◆ **What the task requires**
Using the entries that follow, collect the lines where the word "provide" appears.

◆ **Material for the task**
_ _ _ _ _ _ _
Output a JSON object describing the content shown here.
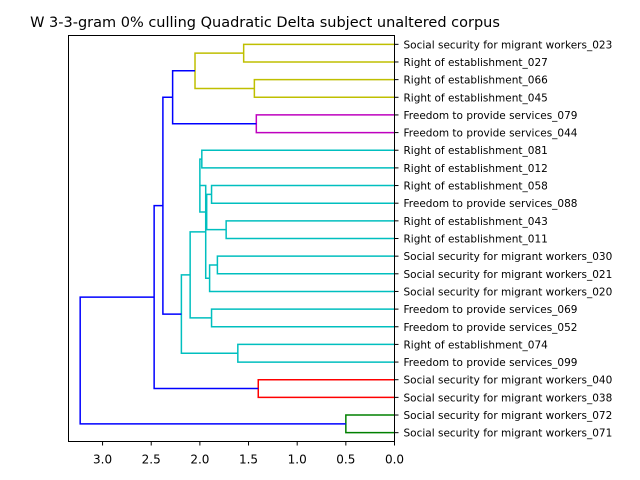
{
  "chart_data": {
    "type": "dendrogram",
    "orientation": "left",
    "title": "W 3-3-gram 0% culling Quadratic Delta subject unaltered corpus",
    "xlabel": "",
    "ylabel": "",
    "xlim": [
      3.35,
      0.0
    ],
    "xticks": [
      3.0,
      2.5,
      2.0,
      1.5,
      1.0,
      0.5,
      0.0
    ],
    "xtick_labels": [
      "3.0",
      "2.5",
      "2.0",
      "1.5",
      "1.0",
      "0.5",
      "0.0"
    ],
    "grid": false,
    "leaves": [
      "Social security for migrant workers_023",
      "Right of establishment_027",
      "Right of establishment_066",
      "Right of establishment_045",
      "Freedom to provide services_079",
      "Freedom to provide services_044",
      "Right of establishment_081",
      "Right of establishment_012",
      "Right of establishment_058",
      "Freedom to provide services_088",
      "Right of establishment_043",
      "Right of establishment_011",
      "Social security for migrant workers_030",
      "Social security for migrant workers_021",
      "Social security for migrant workers_020",
      "Freedom to provide services_069",
      "Freedom to provide services_052",
      "Right of establishment_074",
      "Freedom to provide services_099",
      "Social security for migrant workers_040",
      "Social security for migrant workers_038",
      "Social security for migrant workers_072",
      "Social security for migrant workers_071"
    ],
    "colors": {
      "yellow": "#bfbf00",
      "magenta": "#bf00bf",
      "cyan": "#00bfbf",
      "red": "#ff0000",
      "green": "#008000",
      "blue": "#0000ff"
    },
    "merges": [
      {
        "left": "L0",
        "right": "L1",
        "height": 1.55,
        "color": "yellow"
      },
      {
        "left": "L2",
        "right": "L3",
        "height": 1.44,
        "color": "yellow"
      },
      {
        "left": "M0",
        "right": "M1",
        "height": 2.05,
        "color": "yellow"
      },
      {
        "left": "L4",
        "right": "L5",
        "height": 1.42,
        "color": "magenta"
      },
      {
        "left": "M2",
        "right": "M3",
        "height": 2.28,
        "color": "blue"
      },
      {
        "left": "L6",
        "right": "L7",
        "height": 1.98,
        "color": "cyan"
      },
      {
        "left": "L8",
        "right": "L9",
        "height": 1.88,
        "color": "cyan"
      },
      {
        "left": "L10",
        "right": "L11",
        "height": 1.73,
        "color": "cyan"
      },
      {
        "left": "M6",
        "right": "M7",
        "height": 1.93,
        "color": "cyan"
      },
      {
        "left": "M5",
        "right": "M8",
        "height": 2.0,
        "color": "cyan"
      },
      {
        "left": "L12",
        "right": "L13",
        "height": 1.82,
        "color": "cyan"
      },
      {
        "left": "M10",
        "right": "L14",
        "height": 1.9,
        "color": "cyan"
      },
      {
        "left": "M9",
        "right": "M11",
        "height": 1.94,
        "color": "cyan"
      },
      {
        "left": "L15",
        "right": "L16",
        "height": 1.88,
        "color": "cyan"
      },
      {
        "left": "M12",
        "right": "M13",
        "height": 2.1,
        "color": "cyan"
      },
      {
        "left": "L17",
        "right": "L18",
        "height": 1.61,
        "color": "cyan"
      },
      {
        "left": "M14",
        "right": "M15",
        "height": 2.19,
        "color": "cyan"
      },
      {
        "left": "M4",
        "right": "M16",
        "height": 2.38,
        "color": "blue"
      },
      {
        "left": "L19",
        "right": "L20",
        "height": 1.4,
        "color": "red"
      },
      {
        "left": "M17",
        "right": "M18",
        "height": 2.47,
        "color": "blue"
      },
      {
        "left": "L21",
        "right": "L22",
        "height": 0.5,
        "color": "green"
      },
      {
        "left": "M19",
        "right": "M20",
        "height": 3.23,
        "color": "blue"
      }
    ]
  }
}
_ _ _ _ _ _ _
◆ **Solution**
      "Freedom to provide services_079",
      "Freedom to provide services_044",
      "Freedom to provide services_088",
      "Freedom to provide services_069",
      "Freedom to provide services_052",
      "Freedom to provide services_099",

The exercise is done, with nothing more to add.